(Excerpt from a dataset)
-------

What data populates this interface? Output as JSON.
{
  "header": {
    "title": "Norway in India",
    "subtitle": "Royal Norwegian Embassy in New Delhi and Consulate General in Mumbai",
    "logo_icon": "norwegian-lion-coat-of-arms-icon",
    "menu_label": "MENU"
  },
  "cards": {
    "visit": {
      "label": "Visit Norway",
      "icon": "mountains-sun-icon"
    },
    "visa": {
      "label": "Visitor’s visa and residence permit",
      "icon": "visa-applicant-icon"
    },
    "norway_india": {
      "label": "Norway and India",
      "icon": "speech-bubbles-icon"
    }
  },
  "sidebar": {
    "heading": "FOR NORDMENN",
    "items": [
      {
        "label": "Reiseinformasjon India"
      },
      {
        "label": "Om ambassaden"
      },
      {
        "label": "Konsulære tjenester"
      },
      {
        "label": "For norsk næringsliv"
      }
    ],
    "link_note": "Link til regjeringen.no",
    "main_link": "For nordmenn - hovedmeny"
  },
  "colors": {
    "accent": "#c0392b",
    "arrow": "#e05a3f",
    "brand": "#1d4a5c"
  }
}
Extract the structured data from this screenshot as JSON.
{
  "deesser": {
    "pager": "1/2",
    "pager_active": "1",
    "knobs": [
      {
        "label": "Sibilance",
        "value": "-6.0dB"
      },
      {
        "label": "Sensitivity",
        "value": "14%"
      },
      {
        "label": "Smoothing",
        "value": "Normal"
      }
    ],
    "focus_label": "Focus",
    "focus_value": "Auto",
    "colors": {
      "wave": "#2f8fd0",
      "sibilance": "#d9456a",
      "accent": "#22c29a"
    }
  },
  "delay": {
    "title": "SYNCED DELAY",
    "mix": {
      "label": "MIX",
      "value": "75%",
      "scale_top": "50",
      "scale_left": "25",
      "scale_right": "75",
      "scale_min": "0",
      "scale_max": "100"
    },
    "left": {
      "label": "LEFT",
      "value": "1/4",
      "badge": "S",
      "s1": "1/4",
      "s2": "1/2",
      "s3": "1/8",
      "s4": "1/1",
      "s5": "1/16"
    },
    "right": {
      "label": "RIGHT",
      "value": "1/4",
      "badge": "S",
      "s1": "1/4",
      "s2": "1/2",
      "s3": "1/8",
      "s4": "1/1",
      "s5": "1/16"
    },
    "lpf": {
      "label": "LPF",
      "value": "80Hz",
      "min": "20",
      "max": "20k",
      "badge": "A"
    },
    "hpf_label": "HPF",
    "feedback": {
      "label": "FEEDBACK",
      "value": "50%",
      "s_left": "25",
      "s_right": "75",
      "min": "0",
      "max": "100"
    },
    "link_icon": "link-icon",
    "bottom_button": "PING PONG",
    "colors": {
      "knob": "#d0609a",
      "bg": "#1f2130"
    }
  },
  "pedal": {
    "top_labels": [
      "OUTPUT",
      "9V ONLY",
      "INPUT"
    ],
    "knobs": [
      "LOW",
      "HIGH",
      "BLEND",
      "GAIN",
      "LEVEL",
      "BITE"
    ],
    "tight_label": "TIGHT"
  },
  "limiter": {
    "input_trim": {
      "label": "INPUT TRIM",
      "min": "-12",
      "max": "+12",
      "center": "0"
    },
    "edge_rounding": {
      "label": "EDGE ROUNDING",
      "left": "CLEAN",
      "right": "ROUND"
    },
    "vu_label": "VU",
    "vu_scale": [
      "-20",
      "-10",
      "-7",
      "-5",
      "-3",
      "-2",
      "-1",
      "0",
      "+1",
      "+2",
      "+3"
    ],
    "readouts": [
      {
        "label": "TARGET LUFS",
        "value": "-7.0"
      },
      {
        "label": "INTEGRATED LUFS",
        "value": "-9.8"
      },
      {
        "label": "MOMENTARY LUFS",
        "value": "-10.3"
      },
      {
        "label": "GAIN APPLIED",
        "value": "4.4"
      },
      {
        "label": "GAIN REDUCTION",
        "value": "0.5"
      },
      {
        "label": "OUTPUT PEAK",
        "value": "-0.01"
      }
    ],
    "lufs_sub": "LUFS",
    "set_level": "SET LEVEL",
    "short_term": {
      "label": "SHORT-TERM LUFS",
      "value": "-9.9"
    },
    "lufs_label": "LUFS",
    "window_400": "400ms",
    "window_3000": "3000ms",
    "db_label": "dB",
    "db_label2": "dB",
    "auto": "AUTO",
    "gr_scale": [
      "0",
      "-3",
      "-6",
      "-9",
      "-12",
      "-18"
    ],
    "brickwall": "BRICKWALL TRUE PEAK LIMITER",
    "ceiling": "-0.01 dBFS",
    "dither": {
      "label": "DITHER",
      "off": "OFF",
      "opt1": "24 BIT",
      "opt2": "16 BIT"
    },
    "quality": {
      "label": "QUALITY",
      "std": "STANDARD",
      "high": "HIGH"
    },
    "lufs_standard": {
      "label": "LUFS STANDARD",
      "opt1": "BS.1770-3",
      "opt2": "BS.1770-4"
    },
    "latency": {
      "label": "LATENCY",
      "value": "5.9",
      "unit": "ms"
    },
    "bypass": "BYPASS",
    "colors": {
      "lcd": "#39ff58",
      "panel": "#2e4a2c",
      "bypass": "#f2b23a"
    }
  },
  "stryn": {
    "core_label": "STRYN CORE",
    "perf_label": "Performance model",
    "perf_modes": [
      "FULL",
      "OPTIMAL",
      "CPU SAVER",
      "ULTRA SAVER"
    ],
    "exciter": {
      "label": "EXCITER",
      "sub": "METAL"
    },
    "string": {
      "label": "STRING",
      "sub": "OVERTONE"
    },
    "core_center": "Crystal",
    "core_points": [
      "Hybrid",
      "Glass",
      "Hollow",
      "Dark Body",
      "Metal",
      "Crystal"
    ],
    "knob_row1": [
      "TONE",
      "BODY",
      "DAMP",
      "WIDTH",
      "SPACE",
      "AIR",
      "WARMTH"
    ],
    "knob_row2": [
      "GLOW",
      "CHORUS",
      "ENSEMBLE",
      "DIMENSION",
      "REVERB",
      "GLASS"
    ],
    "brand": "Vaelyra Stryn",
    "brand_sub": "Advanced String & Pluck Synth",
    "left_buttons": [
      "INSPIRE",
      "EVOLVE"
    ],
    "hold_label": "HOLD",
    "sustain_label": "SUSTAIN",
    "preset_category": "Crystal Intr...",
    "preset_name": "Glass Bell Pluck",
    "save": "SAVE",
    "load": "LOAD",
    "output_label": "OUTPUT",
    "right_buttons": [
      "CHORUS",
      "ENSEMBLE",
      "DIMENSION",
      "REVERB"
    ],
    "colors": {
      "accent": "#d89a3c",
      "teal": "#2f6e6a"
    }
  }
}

-------

§ What is needed
Reproduce each record exactly, leaving nothing out.

§ Worked answer
What data populates this interface? Output as JSON.
{
  "header": {
    "title": "Norway in India",
    "subtitle": "Royal Norwegian Embassy in New Delhi and Consulate General in Mumbai",
    "logo_icon": "norwegian-lion-coat-of-arms-icon",
    "menu_label": "MENU"
  },
  "cards": {
    "visit": {
      "label": "Visit Norway",
      "icon": "mountains-sun-icon"
    },
    "visa": {
      "label": "Visitor’s visa and residence permit",
      "icon": "visa-applicant-icon"
    },
    "norway_india": {
      "label": "Norway and India",
      "icon": "speech-bubbles-icon"
    }
  },
  "sidebar": {
    "heading": "FOR NORDMENN",
    "items": [
      {
        "label": "Reiseinformasjon India"
      },
      {
        "label": "Om ambassaden"
      },
      {
        "label": "Konsulære tjenester"
      },
      {
        "label": "For norsk næringsliv"
      }
    ],
    "link_note": "Link til regjeringen.no",
    "main_link": "For nordmenn - hovedmeny"
  },
  "colors": {
    "accent": "#c0392b",
    "arrow": "#e05a3f",
    "brand": "#1d4a5c"
  }
}
Extract the structured data from this screenshot as JSON.
{
  "deesser": {
    "pager": "1/2",
    "pager_active": "1",
    "knobs": [
      {
        "label": "Sibilance",
        "value": "-6.0dB"
      },
      {
        "label": "Sensitivity",
        "value": "14%"
      },
      {
        "label": "Smoothing",
        "value": "Normal"
      }
    ],
    "focus_label": "Focus",
    "focus_value": "Auto",
    "colors": {
      "wave": "#2f8fd0",
      "sibilance": "#d9456a",
      "accent": "#22c29a"
    }
  },
  "delay": {
    "title": "SYNCED DELAY",
    "mix": {
      "label": "MIX",
      "value": "75%",
      "scale_top": "50",
      "scale_left": "25",
      "scale_right": "75",
      "scale_min": "0",
      "scale_max": "100"
    },
    "left": {
      "label": "LEFT",
      "value": "1/4",
      "badge": "S",
      "s1": "1/4",
      "s2": "1/2",
      "s3": "1/8",
      "s4": "1/1",
      "s5": "1/16"
    },
    "right": {
      "label": "RIGHT",
      "value": "1/4",
      "badge": "S",
      "s1": "1/4",
      "s2": "1/2",
      "s3": "1/8",
      "s4": "1/1",
      "s5": "1/16"
    },
    "lpf": {
      "label": "LPF",
      "value": "80Hz",
      "min": "20",
      "max": "20k",
      "badge": "A"
    },
    "hpf_label": "HPF",
    "feedback": {
      "label": "FEEDBACK",
      "value": "50%",
      "s_left": "25",
      "s_right": "75",
      "min": "0",
      "max": "100"
    },
    "link_icon": "link-icon",
    "bottom_button": "PING PONG",
    "colors": {
      "knob": "#d0609a",
      "bg": "#1f2130"
    }
  },
  "pedal": {
    "top_labels": [
      "OUTPUT",
      "9V ONLY",
      "INPUT"
    ],
    "knobs": [
      "LOW",
      "HIGH",
      "BLEND",
      "GAIN",
      "LEVEL",
      "BITE"
    ],
    "tight_label": "TIGHT"
  },
  "limiter": {
    "input_trim": {
      "label": "INPUT TRIM",
      "min": "-12",
      "max": "+12",
      "center": "0"
    },
    "edge_rounding": {
      "label": "EDGE ROUNDING",
      "left": "CLEAN",
      "right": "ROUND"
    },
    "vu_label": "VU",
    "vu_scale": [
      "-20",
      "-10",
      "-7",
      "-5",
      "-3",
      "-2",
      "-1",
      "0",
      "+1",
      "+2",
      "+3"
    ],
    "readouts": [
      {
        "label": "TARGET LUFS",
        "value": "-7.0"
      },
      {
        "label": "INTEGRATED LUFS",
        "value": "-9.8"
      },
      {
        "label": "MOMENTARY LUFS",
        "value": "-10.3"
      },
      {
        "label": "GAIN APPLIED",
        "value": "4.4"
      },
      {
        "label": "GAIN REDUCTION",
        "value": "0.5"
      },
      {
        "label": "OUTPUT PEAK",
        "value": "-0.01"
      }
    ],
    "lufs_sub": "LUFS",
    "set_level": "SET LEVEL",
    "short_term": {
      "label": "SHORT-TERM LUFS",
      "value": "-9.9"
    },
    "lufs_label": "LUFS",
    "window_400": "400ms",
    "window_3000": "3000ms",
    "db_label": "dB",
    "db_label2": "dB",
    "auto": "AUTO",
    "gr_scale": [
      "0",
      "-3",
      "-6",
      "-9",
      "-12",
      "-18"
    ],
    "brickwall": "BRICKWALL TRUE PEAK LIMITER",
    "ceiling": "-0.01 dBFS",
    "dither": {
      "label": "DITHER",
      "off": "OFF",
      "opt1": "24 BIT",
      "opt2": "16 BIT"
    },
    "quality": {
      "label": "QUALITY",
      "std": "STANDARD",
      "high": "HIGH"
    },
    "lufs_standard": {
      "label": "LUFS STANDARD",
      "opt1": "BS.1770-3",
      "opt2": "BS.1770-4"
    },
    "latency": {
      "label": "LATENCY",
      "value": "5.9",
      "unit": "ms"
    },
    "bypass": "BYPASS",
    "colors": {
      "lcd": "#39ff58",
      "panel": "#2e4a2c",
      "bypass": "#f2b23a"
    }
  },
  "stryn": {
    "core_label": "STRYN CORE",
    "perf_label": "Performance model",
    "perf_modes": [
      "FULL",
      "OPTIMAL",
      "CPU SAVER",
      "ULTRA SAVER"
    ],
    "exciter": {
      "label": "EXCITER",
      "sub": "METAL"
    },
    "string": {
      "label": "STRING",
      "sub": "OVERTONE"
    },
    "core_center": "Crystal",
    "core_points": [
      "Hybrid",
      "Glass",
      "Hollow",
      "Dark Body",
      "Metal",
      "Crystal"
    ],
    "knob_row1": [
      "TONE",
      "BODY",
      "DAMP",
      "WIDTH",
      "SPACE",
      "AIR",
      "WARMTH"
    ],
    "knob_row2": [
      "GLOW",
      "CHORUS",
      "ENSEMBLE",
      "DIMENSION",
      "REVERB",
      "GLASS"
    ],
    "brand": "Vaelyra Stryn",
    "brand_sub": "Advanced String & Pluck Synth",
    "left_buttons": [
      "INSPIRE",
      "EVOLVE"
    ],
    "hold_label": "HOLD",
    "sustain_label": "SUSTAIN",
    "preset_category": "Crystal Intr...",
    "preset_name": "Glass Bell Pluck",
    "save": "SAVE",
    "load": "LOAD",
    "output_label": "OUTPUT",
    "right_buttons": [
      "CHORUS",
      "ENSEMBLE",
      "DIMENSION",
      "REVERB"
    ],
    "colors": {
      "accent": "#d89a3c",
      "teal": "#2f6e6a"
    }
  }
}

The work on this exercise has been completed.